*Document excerpt:*
········

FIGS. 5-7 show, in sequence, the manner in which the cuff, or "false" cuff, of FIG. 4 functions. The functioning may be analogized to a piston-and-cylinder operation, with the cylinder 126 performing its usual role, and the wristlet 24 corresponding to the piston moving relative to the cylinder. FIG. 5 shows the free end of the sleeve 20 with the "false" cuff 22 secured thereto, and a fraction of wristlet 24 projecting therefrom. This view shows the sleeve, cuff and wristlet, in their normal position, the position assumed when the wearer places the jacket on his body, adjusts the inner liner relative to the shell by adjusting internal straps 86, 88, 90, 98, 100, 102 as needed, and closes zipper 18 on the jacket. Elastic section 76 on the lower edge of the jacket, and wristlets 24, 26, anchor the jacket on the body of the wearer.

FIG. 6 shows an intermediate position of movement for the wristlet 24 relative to "false" cuff 22. In such intermediate position, the wristlet has traveled outwardly relative to cylinder 126, as the wearer of the jacket starts to swing his arm(s), or undertake some other vigorous exercise. The gusset 132 (not visible in FIGS. 5 and 6) is turned inside out by the travel of wristlet 24; the gusset does not interfere with the initial travel of the wristlet 24.

········

*Recorded data:*
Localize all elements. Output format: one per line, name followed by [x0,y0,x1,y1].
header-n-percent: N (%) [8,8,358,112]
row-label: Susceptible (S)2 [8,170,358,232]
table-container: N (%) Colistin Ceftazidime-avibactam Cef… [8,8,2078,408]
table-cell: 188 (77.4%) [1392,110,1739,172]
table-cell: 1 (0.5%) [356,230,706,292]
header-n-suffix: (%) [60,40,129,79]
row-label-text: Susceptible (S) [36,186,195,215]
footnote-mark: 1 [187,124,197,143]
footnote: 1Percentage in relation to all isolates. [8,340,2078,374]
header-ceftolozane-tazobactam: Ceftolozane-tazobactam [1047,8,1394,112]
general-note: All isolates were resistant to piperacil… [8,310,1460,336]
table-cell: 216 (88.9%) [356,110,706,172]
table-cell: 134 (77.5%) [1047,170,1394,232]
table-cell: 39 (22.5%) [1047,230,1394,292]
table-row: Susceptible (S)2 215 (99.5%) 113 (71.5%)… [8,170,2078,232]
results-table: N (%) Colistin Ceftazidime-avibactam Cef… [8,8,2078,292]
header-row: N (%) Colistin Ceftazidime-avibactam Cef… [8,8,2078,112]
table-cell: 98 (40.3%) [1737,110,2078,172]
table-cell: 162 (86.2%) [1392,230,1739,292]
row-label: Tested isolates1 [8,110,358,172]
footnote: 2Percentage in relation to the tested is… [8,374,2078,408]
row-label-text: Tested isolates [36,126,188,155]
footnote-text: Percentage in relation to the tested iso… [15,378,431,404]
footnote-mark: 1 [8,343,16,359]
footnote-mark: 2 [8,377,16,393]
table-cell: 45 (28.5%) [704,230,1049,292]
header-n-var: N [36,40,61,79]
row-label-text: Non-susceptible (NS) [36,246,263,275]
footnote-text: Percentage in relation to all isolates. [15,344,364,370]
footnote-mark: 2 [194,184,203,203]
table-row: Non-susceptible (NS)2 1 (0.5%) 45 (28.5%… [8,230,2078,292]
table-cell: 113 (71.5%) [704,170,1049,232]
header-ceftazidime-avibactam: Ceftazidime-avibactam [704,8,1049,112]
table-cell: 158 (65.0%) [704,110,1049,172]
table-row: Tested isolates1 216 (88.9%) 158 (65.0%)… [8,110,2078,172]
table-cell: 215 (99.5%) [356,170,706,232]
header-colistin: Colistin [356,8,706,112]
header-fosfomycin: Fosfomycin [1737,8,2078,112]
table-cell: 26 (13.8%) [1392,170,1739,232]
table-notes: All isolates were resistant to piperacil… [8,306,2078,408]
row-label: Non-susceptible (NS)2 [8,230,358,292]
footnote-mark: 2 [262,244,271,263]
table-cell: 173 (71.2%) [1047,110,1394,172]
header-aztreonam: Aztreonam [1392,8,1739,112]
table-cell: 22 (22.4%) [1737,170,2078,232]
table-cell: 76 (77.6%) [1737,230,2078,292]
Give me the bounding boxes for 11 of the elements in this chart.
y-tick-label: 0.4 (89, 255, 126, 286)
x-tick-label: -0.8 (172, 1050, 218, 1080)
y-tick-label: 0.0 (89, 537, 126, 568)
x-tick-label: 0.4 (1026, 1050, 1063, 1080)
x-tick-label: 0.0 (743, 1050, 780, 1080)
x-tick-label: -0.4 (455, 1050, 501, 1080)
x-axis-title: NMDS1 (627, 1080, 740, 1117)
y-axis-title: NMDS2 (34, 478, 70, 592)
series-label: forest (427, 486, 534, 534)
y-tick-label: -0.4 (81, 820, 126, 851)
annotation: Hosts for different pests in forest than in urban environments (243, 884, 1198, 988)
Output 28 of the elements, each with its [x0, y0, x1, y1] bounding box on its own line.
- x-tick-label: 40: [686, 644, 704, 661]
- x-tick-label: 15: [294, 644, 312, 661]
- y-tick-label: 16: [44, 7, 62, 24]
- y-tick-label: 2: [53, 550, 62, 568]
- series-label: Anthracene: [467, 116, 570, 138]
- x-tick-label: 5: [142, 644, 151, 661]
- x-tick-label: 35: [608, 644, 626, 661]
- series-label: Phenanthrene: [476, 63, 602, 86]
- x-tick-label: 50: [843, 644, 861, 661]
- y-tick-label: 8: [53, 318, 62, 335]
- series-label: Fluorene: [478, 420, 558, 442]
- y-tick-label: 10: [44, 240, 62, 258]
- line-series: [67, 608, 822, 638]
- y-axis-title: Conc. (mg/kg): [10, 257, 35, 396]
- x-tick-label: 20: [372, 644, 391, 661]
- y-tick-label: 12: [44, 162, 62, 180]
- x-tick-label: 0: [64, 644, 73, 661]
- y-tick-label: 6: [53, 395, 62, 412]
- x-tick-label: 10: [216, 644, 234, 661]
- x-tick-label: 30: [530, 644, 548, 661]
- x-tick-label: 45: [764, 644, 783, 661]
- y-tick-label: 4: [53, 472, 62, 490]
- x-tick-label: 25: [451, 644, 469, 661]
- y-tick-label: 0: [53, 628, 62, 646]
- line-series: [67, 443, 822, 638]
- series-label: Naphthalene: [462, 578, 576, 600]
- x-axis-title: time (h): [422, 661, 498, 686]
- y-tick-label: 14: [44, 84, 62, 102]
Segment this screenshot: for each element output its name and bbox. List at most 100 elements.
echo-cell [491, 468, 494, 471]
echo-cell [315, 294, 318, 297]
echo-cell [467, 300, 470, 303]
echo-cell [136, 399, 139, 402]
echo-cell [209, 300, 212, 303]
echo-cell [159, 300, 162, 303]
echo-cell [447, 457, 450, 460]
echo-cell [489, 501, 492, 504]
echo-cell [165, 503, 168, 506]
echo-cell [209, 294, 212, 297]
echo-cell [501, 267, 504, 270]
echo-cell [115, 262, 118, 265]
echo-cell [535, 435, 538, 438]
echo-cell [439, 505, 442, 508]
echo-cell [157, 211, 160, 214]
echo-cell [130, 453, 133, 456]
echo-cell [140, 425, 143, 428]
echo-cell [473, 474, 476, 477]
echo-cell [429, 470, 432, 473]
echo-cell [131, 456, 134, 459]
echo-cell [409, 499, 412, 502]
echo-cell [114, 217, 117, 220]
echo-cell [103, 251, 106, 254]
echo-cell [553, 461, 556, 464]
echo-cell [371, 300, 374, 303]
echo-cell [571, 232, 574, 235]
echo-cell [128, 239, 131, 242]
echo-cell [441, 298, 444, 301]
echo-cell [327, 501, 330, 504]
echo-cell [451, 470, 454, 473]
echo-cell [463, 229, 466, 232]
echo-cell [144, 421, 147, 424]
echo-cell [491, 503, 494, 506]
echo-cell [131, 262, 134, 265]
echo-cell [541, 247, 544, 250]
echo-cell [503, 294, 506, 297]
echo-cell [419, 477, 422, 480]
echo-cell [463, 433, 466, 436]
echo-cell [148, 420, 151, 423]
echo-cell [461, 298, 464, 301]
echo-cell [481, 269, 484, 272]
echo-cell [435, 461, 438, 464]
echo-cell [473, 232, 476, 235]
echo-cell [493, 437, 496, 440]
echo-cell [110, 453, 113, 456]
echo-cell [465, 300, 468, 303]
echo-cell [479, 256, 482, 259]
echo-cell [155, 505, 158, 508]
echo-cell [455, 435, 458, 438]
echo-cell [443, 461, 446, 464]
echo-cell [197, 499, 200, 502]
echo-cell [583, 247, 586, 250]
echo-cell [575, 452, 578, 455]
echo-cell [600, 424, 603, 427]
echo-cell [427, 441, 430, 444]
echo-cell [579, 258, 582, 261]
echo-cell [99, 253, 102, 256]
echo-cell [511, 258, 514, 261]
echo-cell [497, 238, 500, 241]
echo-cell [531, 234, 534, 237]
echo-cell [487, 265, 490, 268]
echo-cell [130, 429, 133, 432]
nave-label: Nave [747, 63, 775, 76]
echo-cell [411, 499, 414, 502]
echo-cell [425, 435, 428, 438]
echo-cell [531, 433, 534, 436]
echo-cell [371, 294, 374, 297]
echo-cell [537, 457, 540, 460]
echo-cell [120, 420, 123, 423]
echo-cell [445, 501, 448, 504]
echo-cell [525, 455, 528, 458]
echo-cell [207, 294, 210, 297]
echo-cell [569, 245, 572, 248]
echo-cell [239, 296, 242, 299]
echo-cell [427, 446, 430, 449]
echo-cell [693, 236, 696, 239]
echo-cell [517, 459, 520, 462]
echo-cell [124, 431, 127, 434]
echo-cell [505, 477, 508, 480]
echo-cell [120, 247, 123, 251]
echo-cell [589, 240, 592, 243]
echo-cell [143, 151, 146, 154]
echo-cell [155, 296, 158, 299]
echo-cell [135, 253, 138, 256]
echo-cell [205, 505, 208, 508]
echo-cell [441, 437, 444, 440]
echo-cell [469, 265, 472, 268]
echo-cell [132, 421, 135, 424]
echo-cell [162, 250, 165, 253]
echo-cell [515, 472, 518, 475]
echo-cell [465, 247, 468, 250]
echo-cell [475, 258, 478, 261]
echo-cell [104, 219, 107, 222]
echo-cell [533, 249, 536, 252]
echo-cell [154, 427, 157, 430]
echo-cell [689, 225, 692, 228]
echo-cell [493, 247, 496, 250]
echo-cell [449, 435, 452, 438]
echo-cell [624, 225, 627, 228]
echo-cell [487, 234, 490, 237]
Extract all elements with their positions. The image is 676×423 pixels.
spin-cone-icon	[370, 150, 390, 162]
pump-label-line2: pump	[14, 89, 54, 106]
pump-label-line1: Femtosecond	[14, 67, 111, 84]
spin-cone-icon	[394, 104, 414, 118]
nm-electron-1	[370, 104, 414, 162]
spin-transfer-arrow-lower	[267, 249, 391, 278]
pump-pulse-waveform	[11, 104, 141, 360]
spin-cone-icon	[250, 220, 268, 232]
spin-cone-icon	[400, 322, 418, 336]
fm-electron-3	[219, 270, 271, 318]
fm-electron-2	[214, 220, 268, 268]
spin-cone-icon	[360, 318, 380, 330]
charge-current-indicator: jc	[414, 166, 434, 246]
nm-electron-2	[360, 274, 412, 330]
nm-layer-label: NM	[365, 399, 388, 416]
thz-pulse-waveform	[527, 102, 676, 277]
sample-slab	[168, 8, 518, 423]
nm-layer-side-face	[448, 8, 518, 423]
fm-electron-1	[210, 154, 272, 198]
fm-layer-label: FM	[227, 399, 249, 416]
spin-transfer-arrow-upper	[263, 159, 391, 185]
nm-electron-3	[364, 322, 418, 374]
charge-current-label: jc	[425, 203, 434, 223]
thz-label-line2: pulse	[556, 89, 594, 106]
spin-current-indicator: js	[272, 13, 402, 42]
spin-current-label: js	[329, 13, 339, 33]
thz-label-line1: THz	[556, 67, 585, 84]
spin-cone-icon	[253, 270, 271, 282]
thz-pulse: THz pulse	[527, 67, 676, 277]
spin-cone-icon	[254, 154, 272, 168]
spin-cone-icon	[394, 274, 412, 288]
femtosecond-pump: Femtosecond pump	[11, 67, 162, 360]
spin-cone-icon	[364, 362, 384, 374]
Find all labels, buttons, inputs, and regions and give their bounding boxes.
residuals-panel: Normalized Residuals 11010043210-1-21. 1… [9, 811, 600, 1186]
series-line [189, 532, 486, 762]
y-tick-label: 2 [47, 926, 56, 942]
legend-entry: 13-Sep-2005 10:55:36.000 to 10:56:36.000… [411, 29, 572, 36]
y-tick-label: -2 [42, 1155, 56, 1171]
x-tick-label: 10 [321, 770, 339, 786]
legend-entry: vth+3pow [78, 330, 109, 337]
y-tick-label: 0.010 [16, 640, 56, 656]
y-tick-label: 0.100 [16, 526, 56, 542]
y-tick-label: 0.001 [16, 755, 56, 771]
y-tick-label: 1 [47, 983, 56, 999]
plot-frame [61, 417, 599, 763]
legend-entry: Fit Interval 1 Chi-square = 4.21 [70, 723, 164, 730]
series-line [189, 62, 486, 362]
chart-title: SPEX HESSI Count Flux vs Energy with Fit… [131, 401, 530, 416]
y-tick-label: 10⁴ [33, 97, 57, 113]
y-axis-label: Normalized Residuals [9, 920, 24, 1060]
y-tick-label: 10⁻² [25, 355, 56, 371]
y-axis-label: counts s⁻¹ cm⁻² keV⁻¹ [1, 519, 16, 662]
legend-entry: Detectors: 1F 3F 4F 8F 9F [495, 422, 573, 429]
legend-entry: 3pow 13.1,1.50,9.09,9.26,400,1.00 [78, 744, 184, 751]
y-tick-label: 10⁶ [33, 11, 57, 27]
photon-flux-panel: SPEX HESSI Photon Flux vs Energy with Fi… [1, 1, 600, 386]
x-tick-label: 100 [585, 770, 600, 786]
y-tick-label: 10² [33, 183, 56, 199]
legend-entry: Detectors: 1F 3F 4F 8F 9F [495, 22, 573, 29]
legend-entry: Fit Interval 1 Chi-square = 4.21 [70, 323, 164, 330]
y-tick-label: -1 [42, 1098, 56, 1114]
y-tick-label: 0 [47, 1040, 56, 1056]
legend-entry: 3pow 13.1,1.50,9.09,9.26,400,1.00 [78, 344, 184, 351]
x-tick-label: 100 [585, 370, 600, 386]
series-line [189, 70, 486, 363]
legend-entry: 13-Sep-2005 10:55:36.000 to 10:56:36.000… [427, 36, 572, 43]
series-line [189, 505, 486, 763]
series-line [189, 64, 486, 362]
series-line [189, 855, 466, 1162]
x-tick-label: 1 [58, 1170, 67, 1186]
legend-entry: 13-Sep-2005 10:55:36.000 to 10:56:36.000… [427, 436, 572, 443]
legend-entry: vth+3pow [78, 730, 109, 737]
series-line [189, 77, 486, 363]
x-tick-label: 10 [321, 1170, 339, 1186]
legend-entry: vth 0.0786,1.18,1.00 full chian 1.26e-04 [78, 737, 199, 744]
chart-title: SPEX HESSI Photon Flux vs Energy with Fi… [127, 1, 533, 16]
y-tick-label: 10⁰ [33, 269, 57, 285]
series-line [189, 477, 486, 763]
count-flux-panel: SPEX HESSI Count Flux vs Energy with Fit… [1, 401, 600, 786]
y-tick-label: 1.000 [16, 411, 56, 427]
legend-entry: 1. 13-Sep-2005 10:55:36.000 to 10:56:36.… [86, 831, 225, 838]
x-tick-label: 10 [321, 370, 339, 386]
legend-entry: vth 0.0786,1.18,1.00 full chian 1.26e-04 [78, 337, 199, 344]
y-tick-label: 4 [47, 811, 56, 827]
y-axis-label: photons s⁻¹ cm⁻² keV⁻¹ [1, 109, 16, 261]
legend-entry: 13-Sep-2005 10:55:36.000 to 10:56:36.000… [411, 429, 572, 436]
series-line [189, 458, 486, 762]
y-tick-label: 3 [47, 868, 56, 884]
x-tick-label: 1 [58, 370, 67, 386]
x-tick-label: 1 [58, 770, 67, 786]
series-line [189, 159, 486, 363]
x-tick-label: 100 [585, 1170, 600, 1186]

········

*Exercise details:* According to the jacket cuff passage, are these statements true? (a) The wristlet plays the role of the piston. (b) The gusset 132 can be seen in FIG. 5. (c) The gusset interferes with the wristlet's initial travel. Answer yes or no for each and quote the passage's deciding words. Rely only on the jacket cuff passage.

*Complete output:*
(a) Yes: "the wristlet 24 corresponding to the piston moving relative to the cylinder"
(b) No: "The gusset 132 (not visible in FIGS. 5 and 6)"
(c) No: "the gusset does not interfere with the initial travel of the wristlet 24"